Extrait proposé:

----

Du coup, ce personnage que j'avais rencontré quand j'ai visité le zoo, parce qu'il était là pour accueillir les visiteurs, a servi d'inspiration pour le personnage de Max qui est joué par Johan Heldenbergh. Et de là est découlé toute la fratrie parce que dans le livre il y avait des photos de ses enfants, on les voyait vivre au milieu des fauves, des loutres, des serpents... On s'est très vite dit qu'il y avait là un univers qui n'avait pas été si souvent traité au cinéma et qui nous permettait d'aborder la famille, la folie de la famille, sous un angle un peu différent. Et du fait du contexte, cette folie allait être mieux acceptée. Comme on est dans un zoo, on peut dire : "on dirait qu'une fille se prend pour un ours", et comme c'est son environnement naturel, on se dit que ça pourrait arriver.
EN : Le "décor" du zoo vous a libéré, en quelque sorte...
AC : On cherche toujours à faire des scènes qui soient un peu marrantes pour le spectateur, et tous les contextes ne le permettent pas forcément. Parfois, on est amené à situer les histoires dans un contexte plus naturaliste. Et là en fait, le zoo, c'est drôle. Les animaux sont drôles. Prenez le tapir, on n'a pas l'impression qu'il existe en tant que tel, c'est comme un collage. C'est surréaliste. Donc le film doit profiter de ça. Par exemple, avec mon chef op', je le poussais à éclairer les scènes comme il l'avait jamais fait. De dire : "tiens, quand on descend dans le vivarium, et si le couloir était violet ? Si y'avait des néons et quand on arrive, la lumière est violette ? Et quand on remonte c'est orange ?" Ce qu'on ne fait pas habituellement, pour rester dans un cadre réaliste acceptable, et là, le fait d'être dans un zoo permet à tout le monde de monter un peu le curseur de l'expressivité.
EN : Et comment on se confronte au thème assez classique du "film de famille" ?
AC : J'aime beaucoup les films de famille, les familles dysfonctionnelles. Ca n'a pas toujours bonne presse d'ailleurs. Il y a beaucoup de films que j'adore : Margot va au mariage (auquel le titre Gaspard va au mariage rend un peu hommage), Elisabethtown de Cameron Crowe. Il y a tout un corpus qu'on a utisé à l'écriture et qui me parlait. Le fait de se confronter, c'était un plaisir. On se disait : ah ! Enfin on va faire un film sur nos familles, sur toutes les conversations qu'on a pu avoir elle et moi depuis dix ans, du genre "ma famille est insupportable, ils pensent que je suis comme ça, ils m'assignent une place et en fait je suis un peu ailleurs..." Tout ça, on pouvait le réinvestir dans le film. Pour nous, le film, c'est ça aussi. Nourri de choses personnelles. Chaque personnage essaye de se débattre avec la place qu'on lui assigne. On dit de Coline que c'est la dingue de la famille : il y a toujours un dingue dans les familles, là, c'est elle. Virgile, c'est le gestionnaire, alors qu'il ne l'est probablement pas. Il a autant de poésie que les autres sauf qu'elle est un peu mise sous l'éteignoir, et lui se débat aussi avec ça. On voit qu'il bout un peu.

----

Données fournies:
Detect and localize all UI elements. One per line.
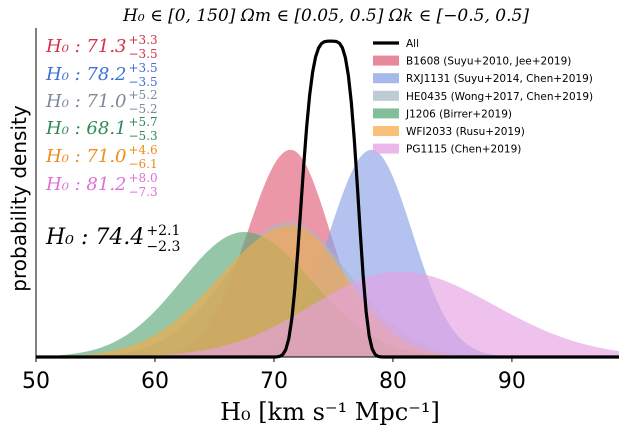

----

Consigne: Pourriez-vous recopier tel quel le passage de l'entretien sur le film qui s'ouvre sur les mots contenant "Du coup, ce" et se referme sur "ça pourrait arriver." ?

Réponse:
Du coup, ce personnage que j'avais rencontré quand j'ai visité le zoo, parce qu'il était là pour accueillir les visiteurs, a servi d'inspiration pour le personnage de Max qui est joué par Johan Heldenbergh. Et de là est découlé toute la fratrie parce que dans le livre il y avait des photos de ses enfants, on les voyait vivre au milieu des fauves, des loutres, des serpents... On s'est très vite dit qu'il y avait là un univers qui n'avait pas été si souvent traité au cinéma et qui nous permettait d'aborder la famille, la folie de la famille, sous un angle un peu différent. Et du fait du contexte, cette folie allait être mieux acceptée. Comme on est dans un zoo, on peut dire : "on dirait qu'une fille se prend pour un ours", et comme c'est son environnement naturel, on se dit que ça pourrait arriver.